• _RAW RECORDS_:
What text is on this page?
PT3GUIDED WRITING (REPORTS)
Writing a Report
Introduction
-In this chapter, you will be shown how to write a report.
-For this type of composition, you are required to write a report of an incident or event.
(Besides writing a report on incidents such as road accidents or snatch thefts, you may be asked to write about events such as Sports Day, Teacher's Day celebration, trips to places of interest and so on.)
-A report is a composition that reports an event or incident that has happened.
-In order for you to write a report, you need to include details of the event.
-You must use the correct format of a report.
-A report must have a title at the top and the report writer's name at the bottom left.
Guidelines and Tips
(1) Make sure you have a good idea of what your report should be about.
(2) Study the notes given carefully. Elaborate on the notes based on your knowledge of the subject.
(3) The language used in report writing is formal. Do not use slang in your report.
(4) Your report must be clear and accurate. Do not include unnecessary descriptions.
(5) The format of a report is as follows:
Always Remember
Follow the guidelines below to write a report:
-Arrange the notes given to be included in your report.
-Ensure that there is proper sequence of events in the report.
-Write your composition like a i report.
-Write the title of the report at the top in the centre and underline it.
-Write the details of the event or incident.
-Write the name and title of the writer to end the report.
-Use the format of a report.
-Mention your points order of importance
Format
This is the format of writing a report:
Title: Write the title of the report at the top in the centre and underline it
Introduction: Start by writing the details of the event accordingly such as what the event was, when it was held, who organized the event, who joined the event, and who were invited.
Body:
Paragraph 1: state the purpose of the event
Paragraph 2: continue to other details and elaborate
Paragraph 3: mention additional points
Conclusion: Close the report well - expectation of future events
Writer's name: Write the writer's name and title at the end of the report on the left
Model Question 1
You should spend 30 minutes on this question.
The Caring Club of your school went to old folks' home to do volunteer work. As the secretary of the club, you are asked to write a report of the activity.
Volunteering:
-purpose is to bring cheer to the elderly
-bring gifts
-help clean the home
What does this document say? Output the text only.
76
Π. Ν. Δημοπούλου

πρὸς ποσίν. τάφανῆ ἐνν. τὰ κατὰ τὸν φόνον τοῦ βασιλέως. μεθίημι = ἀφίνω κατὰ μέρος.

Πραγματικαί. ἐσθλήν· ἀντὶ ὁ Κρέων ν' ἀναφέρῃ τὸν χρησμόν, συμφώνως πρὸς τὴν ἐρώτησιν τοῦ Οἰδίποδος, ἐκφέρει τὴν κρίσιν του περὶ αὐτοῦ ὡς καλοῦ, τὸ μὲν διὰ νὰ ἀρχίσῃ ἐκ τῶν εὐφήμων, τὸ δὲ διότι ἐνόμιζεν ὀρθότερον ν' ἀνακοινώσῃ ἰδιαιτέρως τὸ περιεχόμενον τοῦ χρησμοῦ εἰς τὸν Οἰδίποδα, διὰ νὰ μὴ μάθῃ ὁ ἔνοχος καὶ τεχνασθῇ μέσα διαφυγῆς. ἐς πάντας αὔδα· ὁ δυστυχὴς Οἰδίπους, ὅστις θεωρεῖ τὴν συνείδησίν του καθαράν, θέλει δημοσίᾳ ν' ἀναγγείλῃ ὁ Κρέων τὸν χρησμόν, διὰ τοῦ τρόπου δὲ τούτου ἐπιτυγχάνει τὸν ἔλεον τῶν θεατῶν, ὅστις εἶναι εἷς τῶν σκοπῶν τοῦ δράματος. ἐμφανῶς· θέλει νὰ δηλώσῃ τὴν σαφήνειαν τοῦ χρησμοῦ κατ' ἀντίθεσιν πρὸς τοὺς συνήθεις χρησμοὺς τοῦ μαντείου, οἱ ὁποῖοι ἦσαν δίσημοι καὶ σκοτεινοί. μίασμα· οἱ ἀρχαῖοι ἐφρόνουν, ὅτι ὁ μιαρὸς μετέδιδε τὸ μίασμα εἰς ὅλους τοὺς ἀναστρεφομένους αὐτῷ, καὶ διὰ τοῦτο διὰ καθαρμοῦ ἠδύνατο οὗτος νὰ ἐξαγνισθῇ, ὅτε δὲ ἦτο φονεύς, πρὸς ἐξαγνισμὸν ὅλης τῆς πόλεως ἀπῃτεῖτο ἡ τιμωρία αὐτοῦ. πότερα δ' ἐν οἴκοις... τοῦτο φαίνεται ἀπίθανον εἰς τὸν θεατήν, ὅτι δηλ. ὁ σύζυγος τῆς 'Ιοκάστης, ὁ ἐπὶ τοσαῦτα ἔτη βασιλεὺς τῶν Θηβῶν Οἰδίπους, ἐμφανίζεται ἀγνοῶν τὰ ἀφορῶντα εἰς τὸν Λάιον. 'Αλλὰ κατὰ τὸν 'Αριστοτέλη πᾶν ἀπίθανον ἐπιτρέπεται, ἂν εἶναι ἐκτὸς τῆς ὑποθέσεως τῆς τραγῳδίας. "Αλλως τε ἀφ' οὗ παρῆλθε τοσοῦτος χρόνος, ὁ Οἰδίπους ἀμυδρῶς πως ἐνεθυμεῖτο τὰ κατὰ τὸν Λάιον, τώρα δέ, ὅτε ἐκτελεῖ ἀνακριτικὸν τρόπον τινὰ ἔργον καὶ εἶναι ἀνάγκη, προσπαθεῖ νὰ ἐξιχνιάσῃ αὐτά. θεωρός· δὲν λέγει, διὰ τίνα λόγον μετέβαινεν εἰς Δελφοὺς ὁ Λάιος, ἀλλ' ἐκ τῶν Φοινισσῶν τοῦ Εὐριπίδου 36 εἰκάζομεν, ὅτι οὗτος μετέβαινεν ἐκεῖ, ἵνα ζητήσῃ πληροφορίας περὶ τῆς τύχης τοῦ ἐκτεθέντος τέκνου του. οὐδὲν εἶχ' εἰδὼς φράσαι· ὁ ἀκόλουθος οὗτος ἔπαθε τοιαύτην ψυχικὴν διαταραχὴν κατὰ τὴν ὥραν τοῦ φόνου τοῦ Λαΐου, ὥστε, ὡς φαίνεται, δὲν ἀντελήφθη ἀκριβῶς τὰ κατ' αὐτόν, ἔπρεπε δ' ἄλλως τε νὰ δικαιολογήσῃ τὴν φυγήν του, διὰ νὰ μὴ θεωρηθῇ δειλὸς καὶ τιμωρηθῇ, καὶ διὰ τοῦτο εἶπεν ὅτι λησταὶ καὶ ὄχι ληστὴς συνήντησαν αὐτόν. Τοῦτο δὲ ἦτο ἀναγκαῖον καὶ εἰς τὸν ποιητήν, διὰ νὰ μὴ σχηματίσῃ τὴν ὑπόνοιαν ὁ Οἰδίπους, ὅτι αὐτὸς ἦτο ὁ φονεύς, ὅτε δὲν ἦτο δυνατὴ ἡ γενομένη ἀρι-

• _PROBLEM_: Your task is to repeat every entry exactly.

• _RIGHT ANSWER_:
What text is on this page?
PT3GUIDED WRITING (REPORTS)
Writing a Report
Introduction
-In this chapter, you will be shown how to write a report.
-For this type of composition, you are required to write a report of an incident or event.
(Besides writing a report on incidents such as road accidents or snatch thefts, you may be asked to write about events such as Sports Day, Teacher's Day celebration, trips to places of interest and so on.)
-A report is a composition that reports an event or incident that has happened.
-In order for you to write a report, you need to include details of the event.
-You must use the correct format of a report.
-A report must have a title at the top and the report writer's name at the bottom left.
Guidelines and Tips
(1) Make sure you have a good idea of what your report should be about.
(2) Study the notes given carefully. Elaborate on the notes based on your knowledge of the subject.
(3) The language used in report writing is formal. Do not use slang in your report.
(4) Your report must be clear and accurate. Do not include unnecessary descriptions.
(5) The format of a report is as follows:
Always Remember
Follow the guidelines below to write a report:
-Arrange the notes given to be included in your report.
-Ensure that there is proper sequence of events in the report.
-Write your composition like a i report.
-Write the title of the report at the top in the centre and underline it.
-Write the details of the event or incident.
-Write the name and title of the writer to end the report.
-Use the format of a report.
-Mention your points order of importance
Format
This is the format of writing a report:
Title: Write the title of the report at the top in the centre and underline it
Introduction: Start by writing the details of the event accordingly such as what the event was, when it was held, who organized the event, who joined the event, and who were invited.
Body:
Paragraph 1: state the purpose of the event
Paragraph 2: continue to other details and elaborate
Paragraph 3: mention additional points
Conclusion: Close the report well - expectation of future events
Writer's name: Write the writer's name and title at the end of the report on the left
Model Question 1
You should spend 30 minutes on this question.
The Caring Club of your school went to old folks' home to do volunteer work. As the secretary of the club, you are asked to write a report of the activity.
Volunteering:
-purpose is to bring cheer to the elderly
-bring gifts
-help clean the home
What does this document say? Output the text only.
76
Π. Ν. Δημοπούλου

πρὸς ποσίν. τάφανῆ ἐνν. τὰ κατὰ τὸν φόνον τοῦ βασιλέως. μεθίημι = ἀφίνω κατὰ μέρος.

Πραγματικαί. ἐσθλήν· ἀντὶ ὁ Κρέων ν' ἀναφέρῃ τὸν χρησμόν, συμφώνως πρὸς τὴν ἐρώτησιν τοῦ Οἰδίποδος, ἐκφέρει τὴν κρίσιν του περὶ αὐτοῦ ὡς καλοῦ, τὸ μὲν διὰ νὰ ἀρχίσῃ ἐκ τῶν εὐφήμων, τὸ δὲ διότι ἐνόμιζεν ὀρθότερον ν' ἀνακοινώσῃ ἰδιαιτέρως τὸ περιεχόμενον τοῦ χρησμοῦ εἰς τὸν Οἰδίποδα, διὰ νὰ μὴ μάθῃ ὁ ἔνοχος καὶ τεχνασθῇ μέσα διαφυγῆς. ἐς πάντας αὔδα· ὁ δυστυχὴς Οἰδίπους, ὅστις θεωρεῖ τὴν συνείδησίν του καθαράν, θέλει δημοσίᾳ ν' ἀναγγείλῃ ὁ Κρέων τὸν χρησμόν, διὰ τοῦ τρόπου δὲ τούτου ἐπιτυγχάνει τὸν ἔλεον τῶν θεατῶν, ὅστις εἶναι εἷς τῶν σκοπῶν τοῦ δράματος. ἐμφανῶς· θέλει νὰ δηλώσῃ τὴν σαφήνειαν τοῦ χρησμοῦ κατ' ἀντίθεσιν πρὸς τοὺς συνήθεις χρησμοὺς τοῦ μαντείου, οἱ ὁποῖοι ἦσαν δίσημοι καὶ σκοτεινοί. μίασμα· οἱ ἀρχαῖοι ἐφρόνουν, ὅτι ὁ μιαρὸς μετέδιδε τὸ μίασμα εἰς ὅλους τοὺς ἀναστρεφομένους αὐτῷ, καὶ διὰ τοῦτο διὰ καθαρμοῦ ἠδύνατο οὗτος νὰ ἐξαγνισθῇ, ὅτε δὲ ἦτο φονεύς, πρὸς ἐξαγνισμὸν ὅλης τῆς πόλεως ἀπῃτεῖτο ἡ τιμωρία αὐτοῦ. πότερα δ' ἐν οἴκοις... τοῦτο φαίνεται ἀπίθανον εἰς τὸν θεατήν, ὅτι δηλ. ὁ σύζυγος τῆς 'Ιοκάστης, ὁ ἐπὶ τοσαῦτα ἔτη βασιλεὺς τῶν Θηβῶν Οἰδίπους, ἐμφανίζεται ἀγνοῶν τὰ ἀφορῶντα εἰς τὸν Λάιον. 'Αλλὰ κατὰ τὸν 'Αριστοτέλη πᾶν ἀπίθανον ἐπιτρέπεται, ἂν εἶναι ἐκτὸς τῆς ὑποθέσεως τῆς τραγῳδίας. "Αλλως τε ἀφ' οὗ παρῆλθε τοσοῦτος χρόνος, ὁ Οἰδίπους ἀμυδρῶς πως ἐνεθυμεῖτο τὰ κατὰ τὸν Λάιον, τώρα δέ, ὅτε ἐκτελεῖ ἀνακριτικὸν τρόπον τινὰ ἔργον καὶ εἶναι ἀνάγκη, προσπαθεῖ νὰ ἐξιχνιάσῃ αὐτά. θεωρός· δὲν λέγει, διὰ τίνα λόγον μετέβαινεν εἰς Δελφοὺς ὁ Λάιος, ἀλλ' ἐκ τῶν Φοινισσῶν τοῦ Εὐριπίδου 36 εἰκάζομεν, ὅτι οὗτος μετέβαινεν ἐκεῖ, ἵνα ζητήσῃ πληροφορίας περὶ τῆς τύχης τοῦ ἐκτεθέντος τέκνου του. οὐδὲν εἶχ' εἰδὼς φράσαι· ὁ ἀκόλουθος οὗτος ἔπαθε τοιαύτην ψυχικὴν διαταραχὴν κατὰ τὴν ὥραν τοῦ φόνου τοῦ Λαΐου, ὥστε, ὡς φαίνεται, δὲν ἀντελήφθη ἀκριβῶς τὰ κατ' αὐτόν, ἔπρεπε δ' ἄλλως τε νὰ δικαιολογήσῃ τὴν φυγήν του, διὰ νὰ μὴ θεωρηθῇ δειλὸς καὶ τιμωρηθῇ, καὶ διὰ τοῦτο εἶπεν ὅτι λησταὶ καὶ ὄχι ληστὴς συνήντησαν αὐτόν. Τοῦτο δὲ ἦτο ἀναγκαῖον καὶ εἰς τὸν ποιητήν, διὰ νὰ μὴ σχηματίσῃ τὴν ὑπόνοιαν ὁ Οἰδίπους, ὅτι αὐτὸς ἦτο ὁ φονεύς, ὅτε δὲν ἦτο δυνατὴ ἡ γενομένη ἀρι-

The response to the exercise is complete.